Work to do.
Sift the material for lines containing "image", and return them.

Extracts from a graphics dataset
• • • •
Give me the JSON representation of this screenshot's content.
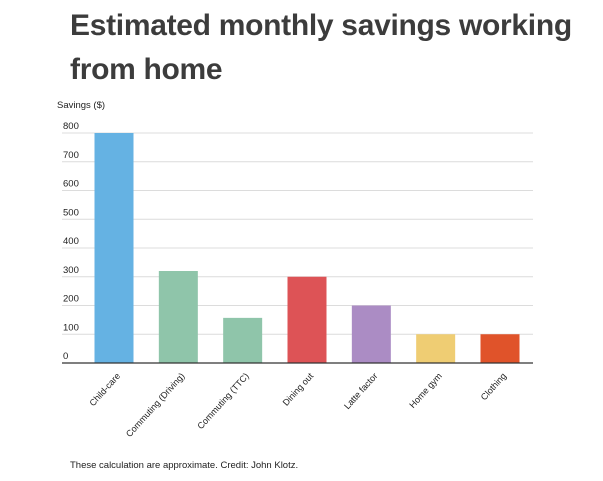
{
  "title": "Estimated monthly savings working from home",
  "footnote": "These calculation are approximate. Credit: John Klotz.",
  "chart_data": {
    "type": "bar",
    "title": "Estimated monthly savings working from home",
    "ylabel": "Savings ($)",
    "xlabel": "",
    "ylim": [
      0,
      800
    ],
    "yticks": [
      0,
      100,
      200,
      300,
      400,
      500,
      600,
      700,
      800
    ],
    "grid": true,
    "categories": [
      "Child-care",
      "Commuting (Driving)",
      "Commuting (TTC)",
      "Dining out",
      "Latte factor",
      "Home gym",
      "Clothing"
    ],
    "values": [
      800,
      320,
      157,
      300,
      200,
      100,
      100
    ],
    "colors": [
      "#65b2e3",
      "#8fc5aa",
      "#8fc5aa",
      "#dd5356",
      "#ab8cc4",
      "#efcd73",
      "#e0532a"
    ]
  }
}
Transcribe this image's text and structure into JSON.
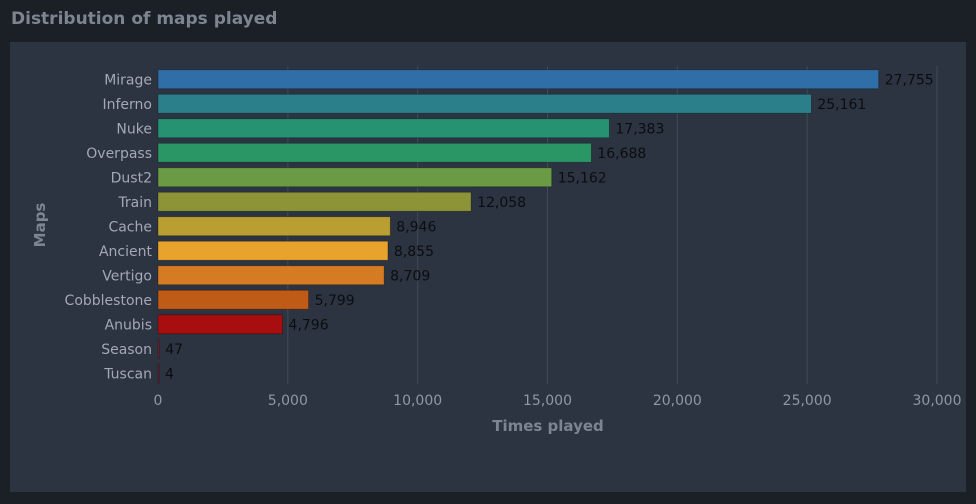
{
  "page": {
    "title": "Distribution of maps played"
  },
  "chart_data": {
    "type": "bar",
    "orientation": "horizontal",
    "title": "Distribution of maps played",
    "xlabel": "Times played",
    "ylabel": "Maps",
    "xlim": [
      0,
      30000
    ],
    "xticks": [
      0,
      5000,
      10000,
      15000,
      20000,
      25000,
      30000
    ],
    "xtick_labels": [
      "0",
      "5,000",
      "10,000",
      "15,000",
      "20,000",
      "25,000",
      "30,000"
    ],
    "grid": true,
    "categories": [
      "Mirage",
      "Inferno",
      "Nuke",
      "Overpass",
      "Dust2",
      "Train",
      "Cache",
      "Ancient",
      "Vertigo",
      "Cobblestone",
      "Anubis",
      "Season",
      "Tuscan"
    ],
    "values": [
      27755,
      25161,
      17383,
      16688,
      15162,
      12058,
      8946,
      8855,
      8709,
      5799,
      4796,
      47,
      4
    ],
    "value_labels": [
      "27,755",
      "25,161",
      "17,383",
      "16,688",
      "15,162",
      "12,058",
      "8,946",
      "8,855",
      "8,709",
      "5,799",
      "4,796",
      "47",
      "4"
    ],
    "colors": [
      "#2f6ea7",
      "#2b7f8a",
      "#279272",
      "#2a9565",
      "#6a9a43",
      "#8d9438",
      "#b99e31",
      "#e8a32c",
      "#d47b24",
      "#c05a17",
      "#a80d10",
      "#8a2030",
      "#8a2030"
    ]
  }
}
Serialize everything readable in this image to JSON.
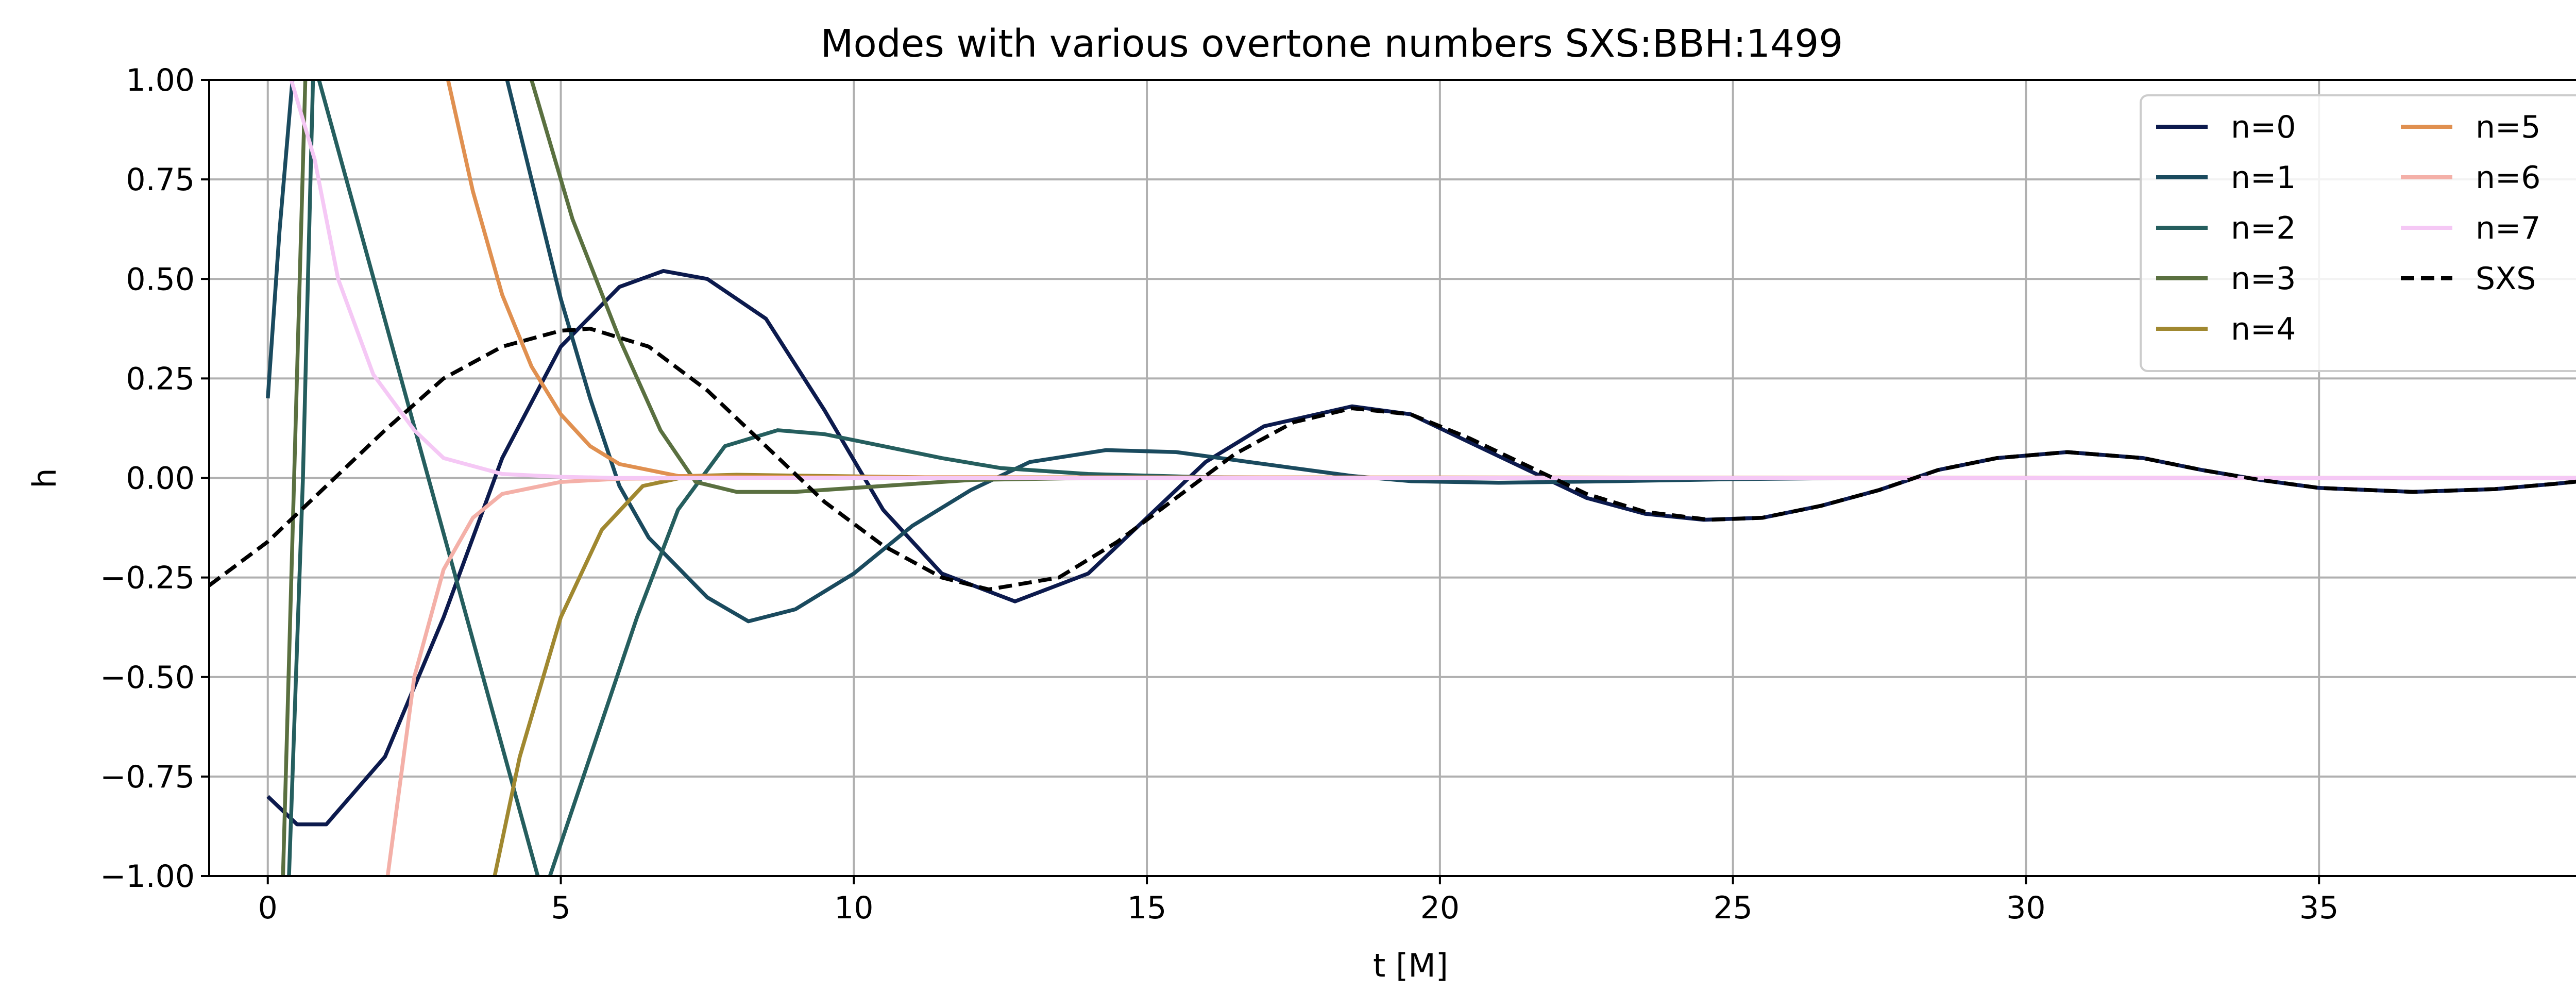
{
  "chart_data": {
    "type": "line",
    "title": "Modes with various overtone numbers SXS:BBH:1499",
    "xlabel": "t [M]",
    "ylabel": "h",
    "xlim": [
      -1,
      40
    ],
    "ylim": [
      -1,
      1
    ],
    "xticks": [
      0,
      5,
      10,
      15,
      20,
      25,
      30,
      35,
      40
    ],
    "xtick_labels": [
      "0",
      "5",
      "10",
      "15",
      "20",
      "25",
      "30",
      "35",
      "40"
    ],
    "yticks": [
      -1,
      -0.75,
      -0.5,
      -0.25,
      0,
      0.25,
      0.5,
      0.75,
      1
    ],
    "ytick_labels": [
      "−1.00",
      "−0.75",
      "−0.50",
      "−0.25",
      "0.00",
      "0.25",
      "0.50",
      "0.75",
      "1.00"
    ],
    "grid": true,
    "legend": {
      "placement": "upper-right",
      "columns": 2
    },
    "series": [
      {
        "name": "n=0",
        "color": "#0c1a4d",
        "dash": "solid",
        "points": [
          [
            0,
            -0.8
          ],
          [
            0.5,
            -0.87
          ],
          [
            1.0,
            -0.87
          ],
          [
            2,
            -0.7
          ],
          [
            3,
            -0.35
          ],
          [
            4,
            0.05
          ],
          [
            5,
            0.33
          ],
          [
            6,
            0.48
          ],
          [
            6.75,
            0.52
          ],
          [
            7.5,
            0.5
          ],
          [
            8.5,
            0.4
          ],
          [
            9.5,
            0.17
          ],
          [
            10.5,
            -0.08
          ],
          [
            11.5,
            -0.24
          ],
          [
            12.75,
            -0.31
          ],
          [
            14,
            -0.24
          ],
          [
            15,
            -0.1
          ],
          [
            16,
            0.04
          ],
          [
            17,
            0.13
          ],
          [
            18.5,
            0.18
          ],
          [
            19.5,
            0.16
          ],
          [
            20.5,
            0.09
          ],
          [
            21.5,
            0.02
          ],
          [
            22.5,
            -0.05
          ],
          [
            23.5,
            -0.09
          ],
          [
            24.5,
            -0.105
          ],
          [
            25.5,
            -0.1
          ],
          [
            26.5,
            -0.07
          ],
          [
            27.5,
            -0.03
          ],
          [
            28.5,
            0.02
          ],
          [
            29.5,
            0.05
          ],
          [
            30.7,
            0.065
          ],
          [
            32,
            0.05
          ],
          [
            33,
            0.02
          ],
          [
            34,
            -0.005
          ],
          [
            35,
            -0.025
          ],
          [
            36.6,
            -0.035
          ],
          [
            38,
            -0.028
          ],
          [
            39,
            -0.015
          ],
          [
            40,
            0
          ]
        ]
      },
      {
        "name": "n=1",
        "color": "#1a4a5e",
        "dash": "solid",
        "points": [
          [
            0,
            0.2
          ],
          [
            0.2,
            0.62
          ],
          [
            0.45,
            1.05
          ],
          [
            4,
            1.05
          ],
          [
            4.5,
            0.75
          ],
          [
            5,
            0.45
          ],
          [
            5.5,
            0.2
          ],
          [
            6,
            -0.02
          ],
          [
            6.5,
            -0.15
          ],
          [
            7.5,
            -0.3
          ],
          [
            8.2,
            -0.36
          ],
          [
            9,
            -0.33
          ],
          [
            10,
            -0.24
          ],
          [
            11,
            -0.12
          ],
          [
            12,
            -0.03
          ],
          [
            13,
            0.04
          ],
          [
            14.3,
            0.07
          ],
          [
            15.5,
            0.065
          ],
          [
            16.5,
            0.045
          ],
          [
            17.5,
            0.025
          ],
          [
            18.5,
            0.005
          ],
          [
            19.5,
            -0.008
          ],
          [
            21,
            -0.012
          ],
          [
            23,
            -0.008
          ],
          [
            25,
            -0.003
          ],
          [
            27,
            0
          ],
          [
            40,
            0
          ]
        ]
      },
      {
        "name": "n=2",
        "color": "#255e5e",
        "dash": "solid",
        "points": [
          [
            0.35,
            -1.05
          ],
          [
            0.6,
            0
          ],
          [
            0.78,
            1.05
          ],
          [
            4.7,
            -1.05
          ],
          [
            5.5,
            -0.7
          ],
          [
            6.3,
            -0.35
          ],
          [
            7,
            -0.08
          ],
          [
            7.8,
            0.08
          ],
          [
            8.7,
            0.12
          ],
          [
            9.5,
            0.11
          ],
          [
            10.5,
            0.08
          ],
          [
            11.5,
            0.05
          ],
          [
            12.5,
            0.025
          ],
          [
            14,
            0.01
          ],
          [
            16,
            0.002
          ],
          [
            18,
            0
          ],
          [
            40,
            0
          ]
        ]
      },
      {
        "name": "n=3",
        "color": "#5a7040",
        "dash": "solid",
        "points": [
          [
            0.25,
            -1.05
          ],
          [
            0.45,
            0
          ],
          [
            0.65,
            1.05
          ],
          [
            4.4,
            1.05
          ],
          [
            5.2,
            0.65
          ],
          [
            6,
            0.35
          ],
          [
            6.7,
            0.12
          ],
          [
            7.3,
            -0.01
          ],
          [
            8,
            -0.035
          ],
          [
            9,
            -0.035
          ],
          [
            10.5,
            -0.02
          ],
          [
            12,
            -0.005
          ],
          [
            14,
            0
          ],
          [
            40,
            0
          ]
        ]
      },
      {
        "name": "n=4",
        "color": "#a08830",
        "dash": "solid",
        "points": [
          [
            3.8,
            -1.05
          ],
          [
            4.3,
            -0.7
          ],
          [
            5,
            -0.35
          ],
          [
            5.7,
            -0.13
          ],
          [
            6.4,
            -0.02
          ],
          [
            7.2,
            0.005
          ],
          [
            8,
            0.008
          ],
          [
            9.5,
            0.005
          ],
          [
            12,
            0
          ],
          [
            40,
            0
          ]
        ]
      },
      {
        "name": "n=5",
        "color": "#e09050",
        "dash": "solid",
        "points": [
          [
            3,
            1.05
          ],
          [
            3.5,
            0.72
          ],
          [
            4,
            0.46
          ],
          [
            4.5,
            0.28
          ],
          [
            5,
            0.16
          ],
          [
            5.5,
            0.08
          ],
          [
            6,
            0.035
          ],
          [
            7,
            0.005
          ],
          [
            9,
            0.002
          ],
          [
            40,
            0
          ]
        ]
      },
      {
        "name": "n=6",
        "color": "#f4b0a8",
        "dash": "solid",
        "points": [
          [
            2,
            -1.05
          ],
          [
            2.5,
            -0.5
          ],
          [
            3,
            -0.23
          ],
          [
            3.5,
            -0.1
          ],
          [
            4,
            -0.04
          ],
          [
            5,
            -0.01
          ],
          [
            6,
            -0.002
          ],
          [
            8,
            0
          ],
          [
            40,
            0
          ]
        ]
      },
      {
        "name": "n=7",
        "color": "#f5c8f5",
        "dash": "solid",
        "points": [
          [
            0.4,
            1.0
          ],
          [
            0.8,
            0.8
          ],
          [
            1.2,
            0.5
          ],
          [
            1.8,
            0.26
          ],
          [
            2.5,
            0.12
          ],
          [
            3,
            0.05
          ],
          [
            4,
            0.01
          ],
          [
            5,
            0.003
          ],
          [
            6,
            0
          ],
          [
            40,
            0
          ]
        ]
      },
      {
        "name": "SXS",
        "color": "#000000",
        "dash": "dashed",
        "points": [
          [
            -1,
            -0.27
          ],
          [
            0,
            -0.16
          ],
          [
            1,
            -0.02
          ],
          [
            2,
            0.12
          ],
          [
            3,
            0.25
          ],
          [
            4,
            0.33
          ],
          [
            5,
            0.37
          ],
          [
            5.5,
            0.375
          ],
          [
            6.5,
            0.33
          ],
          [
            7.5,
            0.22
          ],
          [
            8.5,
            0.08
          ],
          [
            9.5,
            -0.06
          ],
          [
            10.5,
            -0.17
          ],
          [
            11.5,
            -0.25
          ],
          [
            12.3,
            -0.28
          ],
          [
            13.5,
            -0.25
          ],
          [
            14.5,
            -0.16
          ],
          [
            15.5,
            -0.05
          ],
          [
            16.5,
            0.06
          ],
          [
            17.5,
            0.14
          ],
          [
            18.5,
            0.175
          ],
          [
            19.5,
            0.16
          ],
          [
            20.5,
            0.1
          ],
          [
            21.5,
            0.03
          ],
          [
            22.5,
            -0.04
          ],
          [
            23.5,
            -0.085
          ],
          [
            24.6,
            -0.105
          ],
          [
            25.5,
            -0.1
          ],
          [
            26.5,
            -0.07
          ],
          [
            27.5,
            -0.03
          ],
          [
            28.5,
            0.02
          ],
          [
            29.5,
            0.05
          ],
          [
            30.7,
            0.065
          ],
          [
            32,
            0.05
          ],
          [
            33,
            0.02
          ],
          [
            34,
            -0.005
          ],
          [
            35,
            -0.025
          ],
          [
            36.6,
            -0.035
          ],
          [
            38,
            -0.028
          ],
          [
            39,
            -0.015
          ],
          [
            40,
            0
          ]
        ]
      }
    ]
  }
}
• • • •
Answer for this exercise.
Transcribe this image's text and structure into JSON.
Serialize everything readable in this image to JSON.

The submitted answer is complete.